Write out the entries again exactly as they are given.
>> begin Extracted records
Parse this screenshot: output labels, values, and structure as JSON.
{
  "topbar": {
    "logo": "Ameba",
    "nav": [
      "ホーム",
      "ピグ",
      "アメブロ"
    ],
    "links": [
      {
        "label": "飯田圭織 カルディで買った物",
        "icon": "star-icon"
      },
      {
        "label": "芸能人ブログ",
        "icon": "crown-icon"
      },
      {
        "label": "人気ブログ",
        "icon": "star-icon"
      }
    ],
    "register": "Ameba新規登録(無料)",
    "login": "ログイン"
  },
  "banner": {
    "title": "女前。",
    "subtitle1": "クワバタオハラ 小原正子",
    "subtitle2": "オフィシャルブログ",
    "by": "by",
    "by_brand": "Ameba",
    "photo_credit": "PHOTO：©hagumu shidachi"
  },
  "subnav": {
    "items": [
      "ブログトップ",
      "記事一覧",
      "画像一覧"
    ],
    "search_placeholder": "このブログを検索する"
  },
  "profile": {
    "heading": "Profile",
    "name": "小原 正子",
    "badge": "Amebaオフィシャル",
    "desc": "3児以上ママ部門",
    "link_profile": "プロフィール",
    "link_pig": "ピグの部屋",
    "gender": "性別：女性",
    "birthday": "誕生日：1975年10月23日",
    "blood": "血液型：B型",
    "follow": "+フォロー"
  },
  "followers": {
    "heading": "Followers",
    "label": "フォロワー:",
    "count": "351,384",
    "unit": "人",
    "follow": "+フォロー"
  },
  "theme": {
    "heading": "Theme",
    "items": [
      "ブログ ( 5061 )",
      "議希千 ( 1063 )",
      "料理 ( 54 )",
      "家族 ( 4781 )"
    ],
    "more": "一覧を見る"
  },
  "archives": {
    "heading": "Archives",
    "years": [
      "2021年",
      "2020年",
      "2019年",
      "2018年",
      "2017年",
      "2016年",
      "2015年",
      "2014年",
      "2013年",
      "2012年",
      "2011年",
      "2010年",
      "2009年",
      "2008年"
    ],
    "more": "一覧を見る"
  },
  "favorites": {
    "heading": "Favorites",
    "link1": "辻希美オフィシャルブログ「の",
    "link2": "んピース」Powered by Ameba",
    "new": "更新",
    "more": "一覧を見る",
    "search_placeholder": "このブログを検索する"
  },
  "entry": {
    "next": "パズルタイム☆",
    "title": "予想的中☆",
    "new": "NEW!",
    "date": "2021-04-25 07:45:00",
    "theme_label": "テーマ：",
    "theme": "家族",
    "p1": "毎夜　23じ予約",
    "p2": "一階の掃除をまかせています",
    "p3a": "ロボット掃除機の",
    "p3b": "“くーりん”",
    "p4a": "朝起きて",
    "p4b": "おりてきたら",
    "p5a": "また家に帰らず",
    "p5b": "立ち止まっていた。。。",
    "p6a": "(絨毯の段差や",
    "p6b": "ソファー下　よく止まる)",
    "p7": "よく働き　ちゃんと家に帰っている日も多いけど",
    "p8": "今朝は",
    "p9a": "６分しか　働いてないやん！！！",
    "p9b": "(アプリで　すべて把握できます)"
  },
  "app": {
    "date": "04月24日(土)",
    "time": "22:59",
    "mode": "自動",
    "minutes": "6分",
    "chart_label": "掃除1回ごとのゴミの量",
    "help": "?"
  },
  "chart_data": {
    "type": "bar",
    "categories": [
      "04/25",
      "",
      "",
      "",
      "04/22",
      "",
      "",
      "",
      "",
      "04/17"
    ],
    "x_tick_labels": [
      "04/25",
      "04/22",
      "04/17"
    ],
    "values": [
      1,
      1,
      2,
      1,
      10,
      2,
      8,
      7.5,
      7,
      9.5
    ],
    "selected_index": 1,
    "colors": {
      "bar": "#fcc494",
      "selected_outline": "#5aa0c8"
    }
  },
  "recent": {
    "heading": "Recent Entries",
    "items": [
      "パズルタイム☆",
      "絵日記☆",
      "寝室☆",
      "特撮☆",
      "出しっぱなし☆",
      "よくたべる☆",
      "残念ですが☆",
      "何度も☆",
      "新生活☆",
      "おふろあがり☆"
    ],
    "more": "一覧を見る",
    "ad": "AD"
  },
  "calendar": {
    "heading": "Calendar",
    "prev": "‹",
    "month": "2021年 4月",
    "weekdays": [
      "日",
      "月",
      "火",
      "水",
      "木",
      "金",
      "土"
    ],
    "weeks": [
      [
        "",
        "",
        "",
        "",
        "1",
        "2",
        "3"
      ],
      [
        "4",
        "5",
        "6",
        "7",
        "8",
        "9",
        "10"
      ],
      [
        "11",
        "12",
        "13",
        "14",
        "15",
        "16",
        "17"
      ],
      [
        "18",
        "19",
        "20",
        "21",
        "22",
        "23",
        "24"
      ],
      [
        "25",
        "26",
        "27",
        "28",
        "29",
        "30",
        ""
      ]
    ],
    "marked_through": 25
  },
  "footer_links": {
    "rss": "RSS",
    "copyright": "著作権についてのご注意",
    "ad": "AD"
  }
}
>> end Extracted records
# Solution to this task
Parse this screenshot: output labels, values, and structure as JSON.
{
  "topbar": {
    "logo": "Ameba",
    "nav": [
      "ホーム",
      "ピグ",
      "アメブロ"
    ],
    "links": [
      {
        "label": "飯田圭織 カルディで買った物",
        "icon": "star-icon"
      },
      {
        "label": "芸能人ブログ",
        "icon": "crown-icon"
      },
      {
        "label": "人気ブログ",
        "icon": "star-icon"
      }
    ],
    "register": "Ameba新規登録(無料)",
    "login": "ログイン"
  },
  "banner": {
    "title": "女前。",
    "subtitle1": "クワバタオハラ 小原正子",
    "subtitle2": "オフィシャルブログ",
    "by": "by",
    "by_brand": "Ameba",
    "photo_credit": "PHOTO：©hagumu shidachi"
  },
  "subnav": {
    "items": [
      "ブログトップ",
      "記事一覧",
      "画像一覧"
    ],
    "search_placeholder": "このブログを検索する"
  },
  "profile": {
    "heading": "Profile",
    "name": "小原 正子",
    "badge": "Amebaオフィシャル",
    "desc": "3児以上ママ部門",
    "link_profile": "プロフィール",
    "link_pig": "ピグの部屋",
    "gender": "性別：女性",
    "birthday": "誕生日：1975年10月23日",
    "blood": "血液型：B型",
    "follow": "+フォロー"
  },
  "followers": {
    "heading": "Followers",
    "label": "フォロワー:",
    "count": "351,384",
    "unit": "人",
    "follow": "+フォロー"
  },
  "theme": {
    "heading": "Theme",
    "items": [
      "ブログ ( 5061 )",
      "議希千 ( 1063 )",
      "料理 ( 54 )",
      "家族 ( 4781 )"
    ],
    "more": "一覧を見る"
  },
  "archives": {
    "heading": "Archives",
    "years": [
      "2021年",
      "2020年",
      "2019年",
      "2018年",
      "2017年",
      "2016年",
      "2015年",
      "2014年",
      "2013年",
      "2012年",
      "2011年",
      "2010年",
      "2009年",
      "2008年"
    ],
    "more": "一覧を見る"
  },
  "favorites": {
    "heading": "Favorites",
    "link1": "辻希美オフィシャルブログ「の",
    "link2": "んピース」Powered by Ameba",
    "new": "更新",
    "more": "一覧を見る",
    "search_placeholder": "このブログを検索する"
  },
  "entry": {
    "next": "パズルタイム☆",
    "title": "予想的中☆",
    "new": "NEW!",
    "date": "2021-04-25 07:45:00",
    "theme_label": "テーマ：",
    "theme": "家族",
    "p1": "毎夜　23じ予約",
    "p2": "一階の掃除をまかせています",
    "p3a": "ロボット掃除機の",
    "p3b": "“くーりん”",
    "p4a": "朝起きて",
    "p4b": "おりてきたら",
    "p5a": "また家に帰らず",
    "p5b": "立ち止まっていた。。。",
    "p6a": "(絨毯の段差や",
    "p6b": "ソファー下　よく止まる)",
    "p7": "よく働き　ちゃんと家に帰っている日も多いけど",
    "p8": "今朝は",
    "p9a": "６分しか　働いてないやん！！！",
    "p9b": "(アプリで　すべて把握できます)"
  },
  "app": {
    "date": "04月24日(土)",
    "time": "22:59",
    "mode": "自動",
    "minutes": "6分",
    "chart_label": "掃除1回ごとのゴミの量",
    "help": "?"
  },
  "chart_data": {
    "type": "bar",
    "categories": [
      "04/25",
      "",
      "",
      "",
      "04/22",
      "",
      "",
      "",
      "",
      "04/17"
    ],
    "x_tick_labels": [
      "04/25",
      "04/22",
      "04/17"
    ],
    "values": [
      1,
      1,
      2,
      1,
      10,
      2,
      8,
      7.5,
      7,
      9.5
    ],
    "selected_index": 1,
    "colors": {
      "bar": "#fcc494",
      "selected_outline": "#5aa0c8"
    }
  },
  "recent": {
    "heading": "Recent Entries",
    "items": [
      "パズルタイム☆",
      "絵日記☆",
      "寝室☆",
      "特撮☆",
      "出しっぱなし☆",
      "よくたべる☆",
      "残念ですが☆",
      "何度も☆",
      "新生活☆",
      "おふろあがり☆"
    ],
    "more": "一覧を見る",
    "ad": "AD"
  },
  "calendar": {
    "heading": "Calendar",
    "prev": "‹",
    "month": "2021年 4月",
    "weekdays": [
      "日",
      "月",
      "火",
      "水",
      "木",
      "金",
      "土"
    ],
    "weeks": [
      [
        "",
        "",
        "",
        "",
        "1",
        "2",
        "3"
      ],
      [
        "4",
        "5",
        "6",
        "7",
        "8",
        "9",
        "10"
      ],
      [
        "11",
        "12",
        "13",
        "14",
        "15",
        "16",
        "17"
      ],
      [
        "18",
        "19",
        "20",
        "21",
        "22",
        "23",
        "24"
      ],
      [
        "25",
        "26",
        "27",
        "28",
        "29",
        "30",
        ""
      ]
    ],
    "marked_through": 25
  },
  "footer_links": {
    "rss": "RSS",
    "copyright": "著作権についてのご注意",
    "ad": "AD"
  }
}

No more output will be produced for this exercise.